## TASK TO COMPLETE
Give the number of lines below that contain the word "this", and nothing else.

## Stored data
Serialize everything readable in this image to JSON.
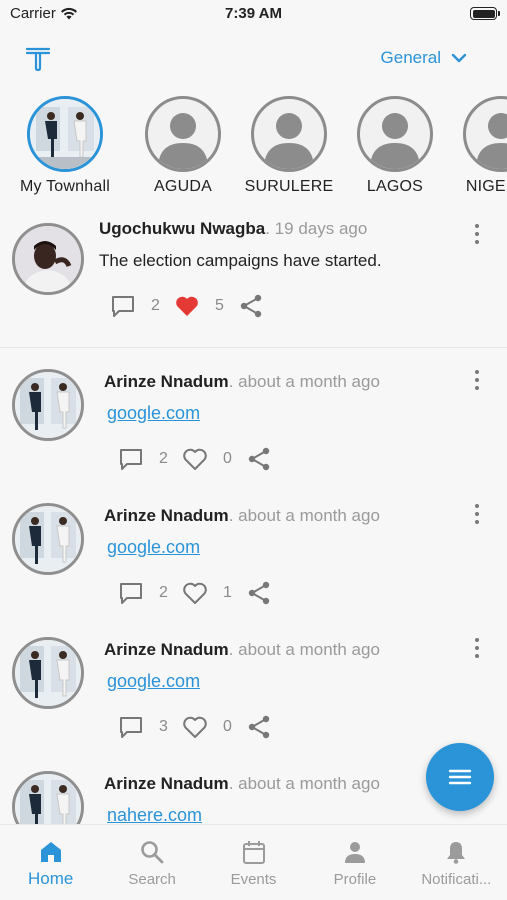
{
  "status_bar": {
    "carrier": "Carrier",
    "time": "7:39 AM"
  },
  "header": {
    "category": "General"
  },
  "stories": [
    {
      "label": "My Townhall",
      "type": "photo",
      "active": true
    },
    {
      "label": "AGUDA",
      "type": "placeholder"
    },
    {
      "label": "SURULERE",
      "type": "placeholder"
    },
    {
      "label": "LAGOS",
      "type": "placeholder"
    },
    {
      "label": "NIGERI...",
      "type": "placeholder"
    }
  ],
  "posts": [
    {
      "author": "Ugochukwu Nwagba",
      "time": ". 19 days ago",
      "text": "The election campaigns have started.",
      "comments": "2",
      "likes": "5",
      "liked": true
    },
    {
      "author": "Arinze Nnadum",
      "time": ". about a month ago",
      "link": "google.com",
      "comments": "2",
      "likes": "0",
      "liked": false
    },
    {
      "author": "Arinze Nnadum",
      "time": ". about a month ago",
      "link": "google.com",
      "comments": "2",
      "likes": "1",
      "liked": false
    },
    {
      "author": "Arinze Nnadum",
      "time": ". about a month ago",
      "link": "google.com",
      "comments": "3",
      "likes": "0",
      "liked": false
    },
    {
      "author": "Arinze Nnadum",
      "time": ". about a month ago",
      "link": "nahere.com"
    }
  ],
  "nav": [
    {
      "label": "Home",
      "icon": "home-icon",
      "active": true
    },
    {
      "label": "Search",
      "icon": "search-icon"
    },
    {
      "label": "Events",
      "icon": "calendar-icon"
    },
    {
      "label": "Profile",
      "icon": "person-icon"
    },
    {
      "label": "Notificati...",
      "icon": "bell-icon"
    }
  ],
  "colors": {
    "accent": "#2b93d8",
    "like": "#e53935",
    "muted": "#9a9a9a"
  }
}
==
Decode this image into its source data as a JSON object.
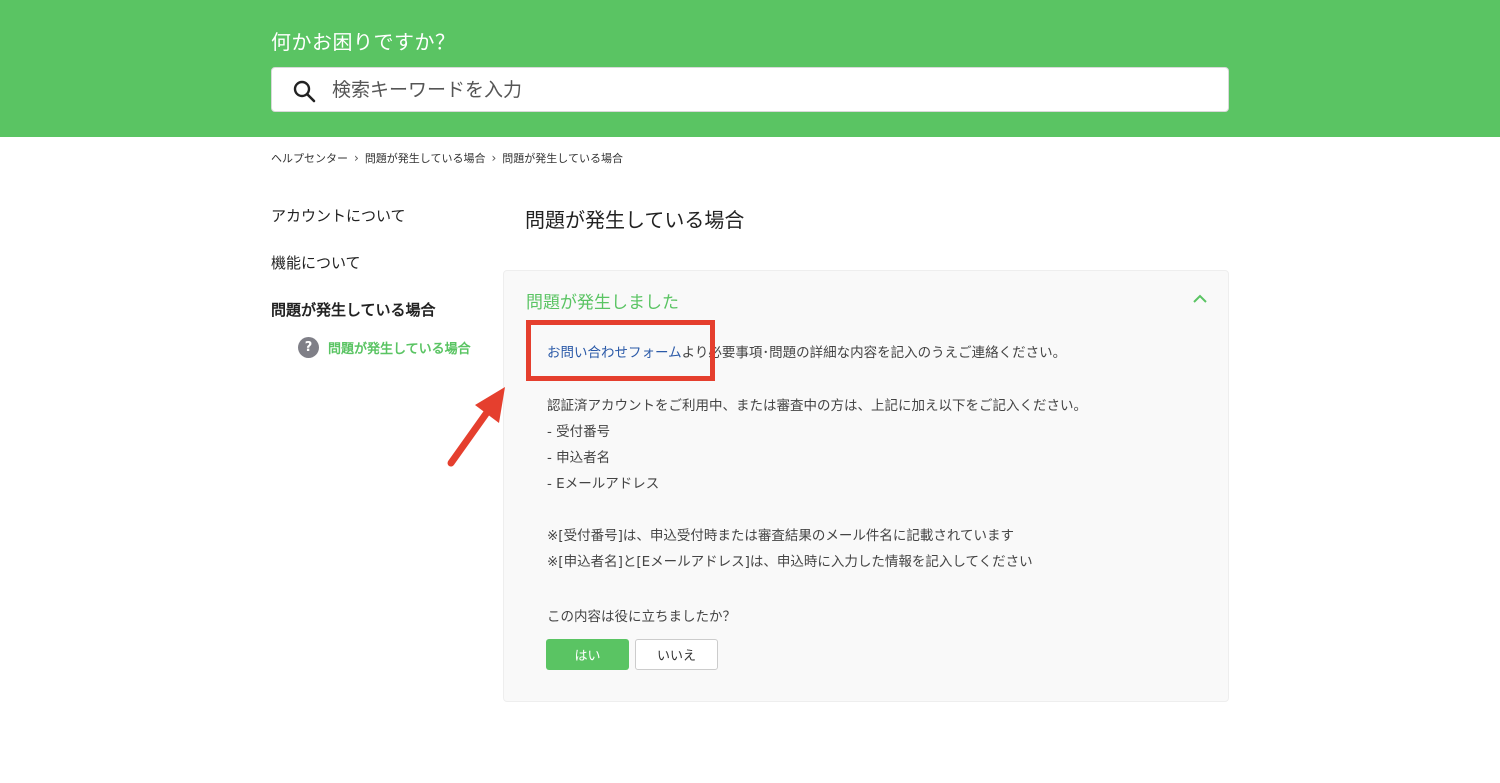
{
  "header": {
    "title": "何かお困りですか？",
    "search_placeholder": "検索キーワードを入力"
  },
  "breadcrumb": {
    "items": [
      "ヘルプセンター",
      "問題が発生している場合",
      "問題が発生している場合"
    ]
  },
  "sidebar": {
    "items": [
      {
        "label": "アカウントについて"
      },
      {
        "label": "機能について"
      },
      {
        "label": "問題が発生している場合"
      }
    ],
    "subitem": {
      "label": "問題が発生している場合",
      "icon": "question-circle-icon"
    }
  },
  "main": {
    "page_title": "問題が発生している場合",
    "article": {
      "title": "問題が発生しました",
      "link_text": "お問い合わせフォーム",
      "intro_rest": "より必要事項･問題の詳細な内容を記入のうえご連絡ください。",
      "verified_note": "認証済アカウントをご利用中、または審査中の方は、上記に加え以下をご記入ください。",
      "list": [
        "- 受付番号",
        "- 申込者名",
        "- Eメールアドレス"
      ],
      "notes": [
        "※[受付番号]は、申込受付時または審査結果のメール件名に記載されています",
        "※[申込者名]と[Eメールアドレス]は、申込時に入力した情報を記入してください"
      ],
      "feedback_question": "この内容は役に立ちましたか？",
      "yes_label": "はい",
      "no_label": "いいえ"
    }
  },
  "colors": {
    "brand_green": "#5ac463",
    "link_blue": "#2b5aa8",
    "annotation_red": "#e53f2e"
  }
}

## THE OUTPUT
2